◆ Goal ◆
Each record that follows should be repeated exactly, minus any images.

--- start Task inputs ---

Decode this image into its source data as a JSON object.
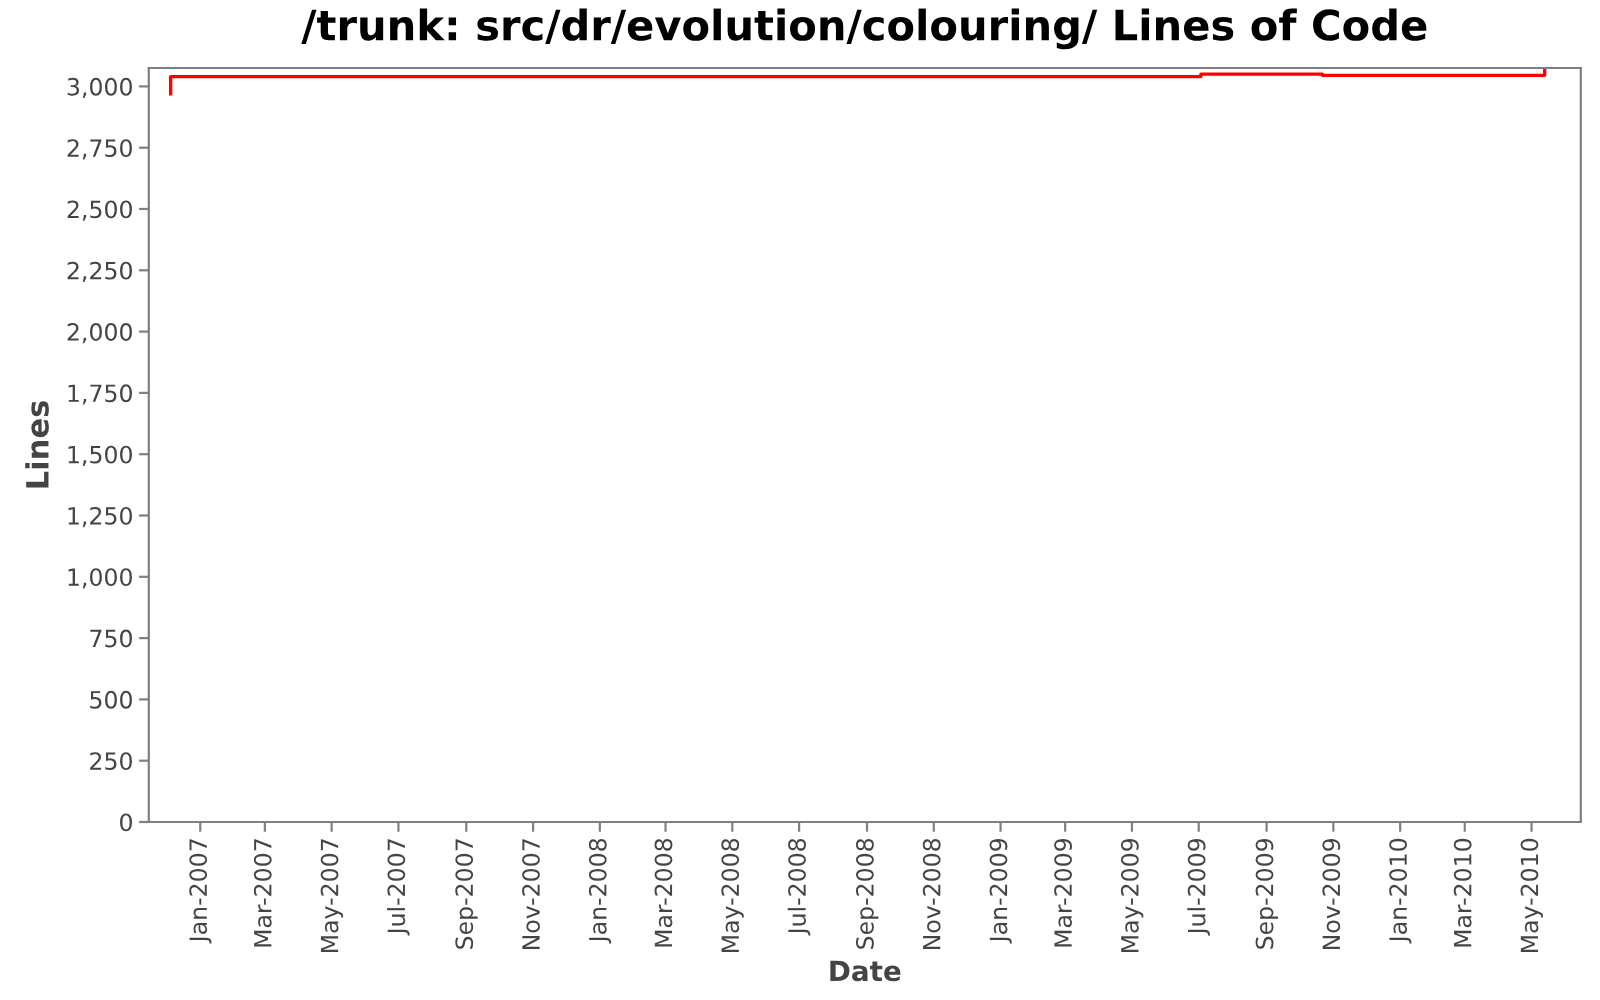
{
  "chart_data": {
    "type": "step",
    "title": "/trunk: src/dr/evolution/colouring/ Lines of Code",
    "xlabel": "Date",
    "ylabel": "Lines",
    "x": [
      "2006-12-05",
      "2006-12-05",
      "2009-07-03",
      "2009-10-22",
      "2010-05-13"
    ],
    "series": [
      {
        "color": "#ff0000",
        "values": [
          2970,
          3040,
          3050,
          3045,
          3070
        ]
      }
    ],
    "xlim": [
      "2006-11-15",
      "2010-06-15"
    ],
    "xticks": [
      {
        "value": "2007-01-01",
        "label": "Jan-2007"
      },
      {
        "value": "2007-03-01",
        "label": "Mar-2007"
      },
      {
        "value": "2007-05-01",
        "label": "May-2007"
      },
      {
        "value": "2007-07-01",
        "label": "Jul-2007"
      },
      {
        "value": "2007-09-01",
        "label": "Sep-2007"
      },
      {
        "value": "2007-11-01",
        "label": "Nov-2007"
      },
      {
        "value": "2008-01-01",
        "label": "Jan-2008"
      },
      {
        "value": "2008-03-01",
        "label": "Mar-2008"
      },
      {
        "value": "2008-05-01",
        "label": "May-2008"
      },
      {
        "value": "2008-07-01",
        "label": "Jul-2008"
      },
      {
        "value": "2008-09-01",
        "label": "Sep-2008"
      },
      {
        "value": "2008-11-01",
        "label": "Nov-2008"
      },
      {
        "value": "2009-01-01",
        "label": "Jan-2009"
      },
      {
        "value": "2009-03-01",
        "label": "Mar-2009"
      },
      {
        "value": "2009-05-01",
        "label": "May-2009"
      },
      {
        "value": "2009-07-01",
        "label": "Jul-2009"
      },
      {
        "value": "2009-09-01",
        "label": "Sep-2009"
      },
      {
        "value": "2009-11-01",
        "label": "Nov-2009"
      },
      {
        "value": "2010-01-01",
        "label": "Jan-2010"
      },
      {
        "value": "2010-03-01",
        "label": "Mar-2010"
      },
      {
        "value": "2010-05-01",
        "label": "May-2010"
      }
    ],
    "ylim": [
      0,
      3075
    ],
    "yticks": [
      0,
      250,
      500,
      750,
      {
        "value": 1000,
        "label": "1,000"
      },
      {
        "value": 1250,
        "label": "1,250"
      },
      {
        "value": 1500,
        "label": "1,500"
      },
      {
        "value": 1750,
        "label": "1,750"
      },
      {
        "value": 2000,
        "label": "2,000"
      },
      {
        "value": 2250,
        "label": "2,250"
      },
      {
        "value": 2500,
        "label": "2,500"
      },
      {
        "value": 2750,
        "label": "2,750"
      },
      {
        "value": 3000,
        "label": "3,000"
      }
    ],
    "grid": false,
    "legend": false
  }
}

--- end Task inputs ---

◆ Written reply ◆
Decode this image into its source data as a JSON object.
{
  "chart_data": {
    "type": "step",
    "title": "/trunk: src/dr/evolution/colouring/ Lines of Code",
    "xlabel": "Date",
    "ylabel": "Lines",
    "x": [
      "2006-12-05",
      "2006-12-05",
      "2009-07-03",
      "2009-10-22",
      "2010-05-13"
    ],
    "series": [
      {
        "color": "#ff0000",
        "values": [
          2970,
          3040,
          3050,
          3045,
          3070
        ]
      }
    ],
    "xlim": [
      "2006-11-15",
      "2010-06-15"
    ],
    "xticks": [
      {
        "value": "2007-01-01",
        "label": "Jan-2007"
      },
      {
        "value": "2007-03-01",
        "label": "Mar-2007"
      },
      {
        "value": "2007-05-01",
        "label": "May-2007"
      },
      {
        "value": "2007-07-01",
        "label": "Jul-2007"
      },
      {
        "value": "2007-09-01",
        "label": "Sep-2007"
      },
      {
        "value": "2007-11-01",
        "label": "Nov-2007"
      },
      {
        "value": "2008-01-01",
        "label": "Jan-2008"
      },
      {
        "value": "2008-03-01",
        "label": "Mar-2008"
      },
      {
        "value": "2008-05-01",
        "label": "May-2008"
      },
      {
        "value": "2008-07-01",
        "label": "Jul-2008"
      },
      {
        "value": "2008-09-01",
        "label": "Sep-2008"
      },
      {
        "value": "2008-11-01",
        "label": "Nov-2008"
      },
      {
        "value": "2009-01-01",
        "label": "Jan-2009"
      },
      {
        "value": "2009-03-01",
        "label": "Mar-2009"
      },
      {
        "value": "2009-05-01",
        "label": "May-2009"
      },
      {
        "value": "2009-07-01",
        "label": "Jul-2009"
      },
      {
        "value": "2009-09-01",
        "label": "Sep-2009"
      },
      {
        "value": "2009-11-01",
        "label": "Nov-2009"
      },
      {
        "value": "2010-01-01",
        "label": "Jan-2010"
      },
      {
        "value": "2010-03-01",
        "label": "Mar-2010"
      },
      {
        "value": "2010-05-01",
        "label": "May-2010"
      }
    ],
    "ylim": [
      0,
      3075
    ],
    "yticks": [
      0,
      250,
      500,
      750,
      {
        "value": 1000,
        "label": "1,000"
      },
      {
        "value": 1250,
        "label": "1,250"
      },
      {
        "value": 1500,
        "label": "1,500"
      },
      {
        "value": 1750,
        "label": "1,750"
      },
      {
        "value": 2000,
        "label": "2,000"
      },
      {
        "value": 2250,
        "label": "2,250"
      },
      {
        "value": 2500,
        "label": "2,500"
      },
      {
        "value": 2750,
        "label": "2,750"
      },
      {
        "value": 3000,
        "label": "3,000"
      }
    ],
    "grid": false,
    "legend": false
  }
}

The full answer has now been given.